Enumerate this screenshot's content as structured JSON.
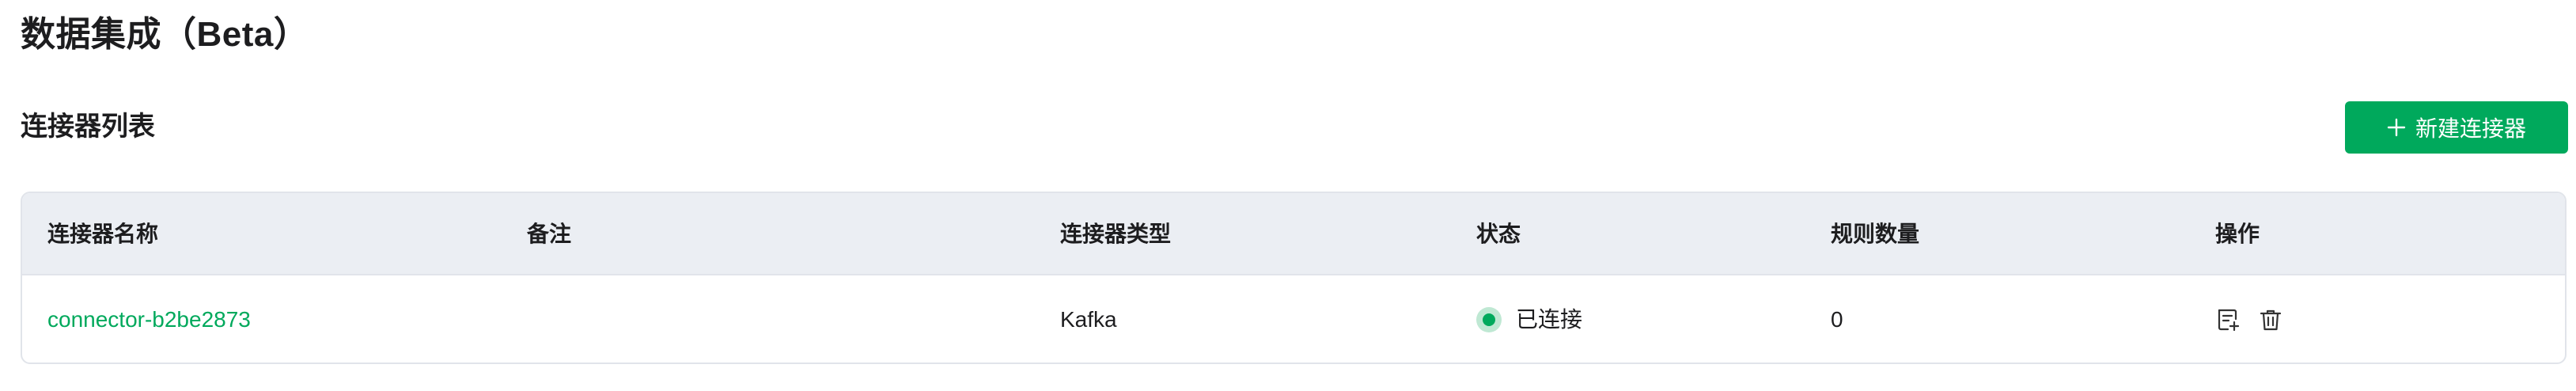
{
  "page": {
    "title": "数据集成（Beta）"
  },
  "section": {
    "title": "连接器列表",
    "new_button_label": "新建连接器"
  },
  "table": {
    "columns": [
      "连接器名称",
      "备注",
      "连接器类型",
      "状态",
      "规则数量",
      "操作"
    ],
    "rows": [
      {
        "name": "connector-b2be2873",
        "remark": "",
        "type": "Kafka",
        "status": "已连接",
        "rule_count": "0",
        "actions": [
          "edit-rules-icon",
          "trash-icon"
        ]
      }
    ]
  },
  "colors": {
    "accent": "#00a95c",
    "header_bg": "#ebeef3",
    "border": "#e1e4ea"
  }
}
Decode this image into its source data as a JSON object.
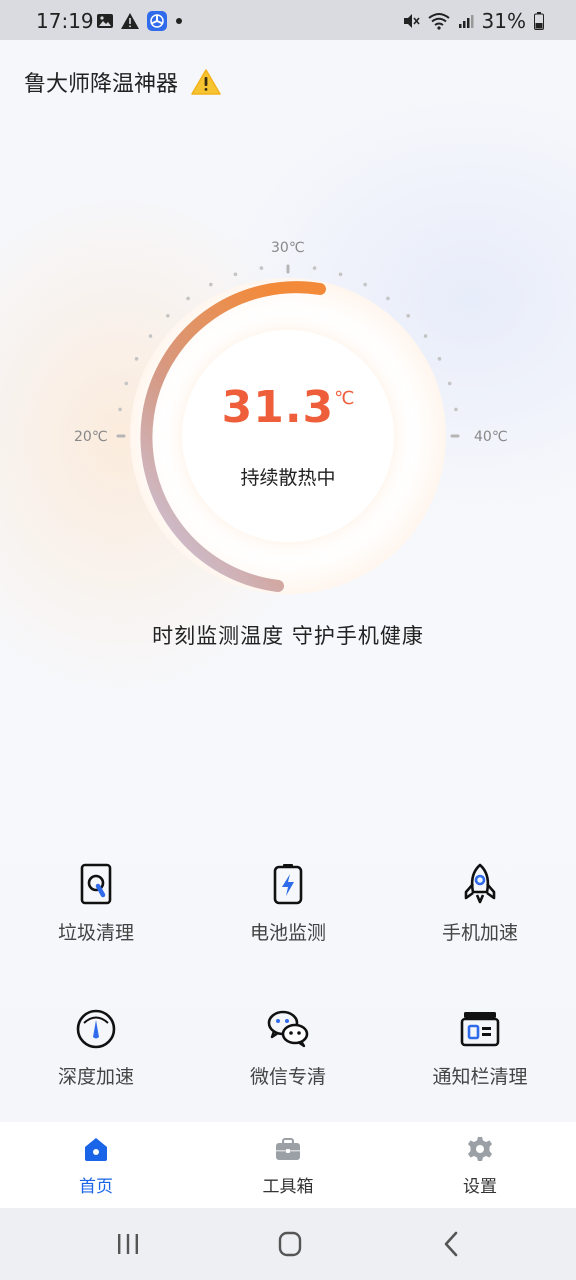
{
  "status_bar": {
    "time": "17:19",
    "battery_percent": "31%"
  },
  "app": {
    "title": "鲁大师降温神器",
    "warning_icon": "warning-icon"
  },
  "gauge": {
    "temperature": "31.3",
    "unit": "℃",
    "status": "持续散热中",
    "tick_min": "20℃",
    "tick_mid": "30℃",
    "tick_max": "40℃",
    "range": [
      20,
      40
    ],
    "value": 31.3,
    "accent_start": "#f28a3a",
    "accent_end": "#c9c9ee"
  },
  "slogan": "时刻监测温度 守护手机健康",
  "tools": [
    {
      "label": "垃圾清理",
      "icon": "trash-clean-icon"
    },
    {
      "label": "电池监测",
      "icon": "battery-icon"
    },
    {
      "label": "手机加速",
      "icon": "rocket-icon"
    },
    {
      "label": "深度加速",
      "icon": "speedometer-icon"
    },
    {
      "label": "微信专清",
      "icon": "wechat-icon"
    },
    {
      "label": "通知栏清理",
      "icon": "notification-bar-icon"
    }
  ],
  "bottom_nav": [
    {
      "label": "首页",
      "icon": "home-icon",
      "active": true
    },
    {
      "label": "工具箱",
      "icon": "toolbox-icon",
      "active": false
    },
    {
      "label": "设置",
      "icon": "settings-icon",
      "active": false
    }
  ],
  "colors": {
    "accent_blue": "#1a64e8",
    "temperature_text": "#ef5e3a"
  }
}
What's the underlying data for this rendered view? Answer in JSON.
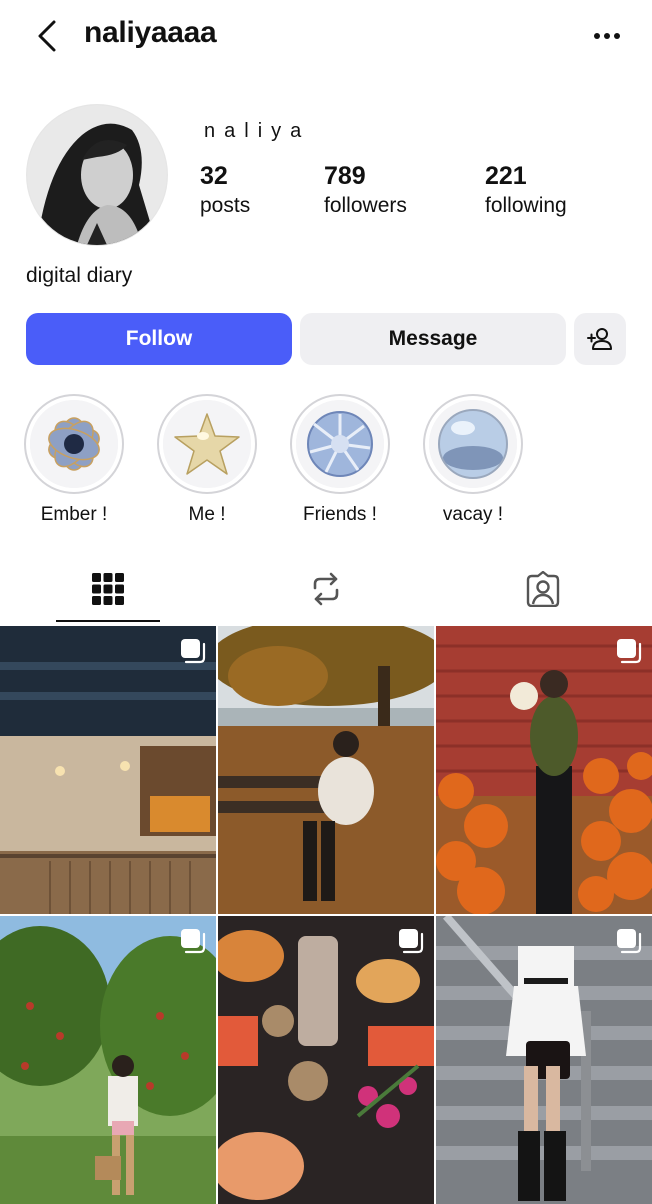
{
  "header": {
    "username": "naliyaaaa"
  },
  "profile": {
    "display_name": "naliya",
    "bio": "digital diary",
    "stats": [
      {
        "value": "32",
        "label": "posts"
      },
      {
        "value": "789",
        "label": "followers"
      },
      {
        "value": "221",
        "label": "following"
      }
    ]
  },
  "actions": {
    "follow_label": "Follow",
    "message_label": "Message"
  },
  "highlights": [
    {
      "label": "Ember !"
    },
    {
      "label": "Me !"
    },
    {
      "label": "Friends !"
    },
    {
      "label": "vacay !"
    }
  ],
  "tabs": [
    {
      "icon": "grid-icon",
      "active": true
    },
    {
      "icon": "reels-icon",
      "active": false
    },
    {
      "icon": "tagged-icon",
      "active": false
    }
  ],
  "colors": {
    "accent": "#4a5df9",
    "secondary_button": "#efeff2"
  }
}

▶ [Your instructions] Count how many lines hold the string "this" and give that number alone.

▶ [Correct answer] 3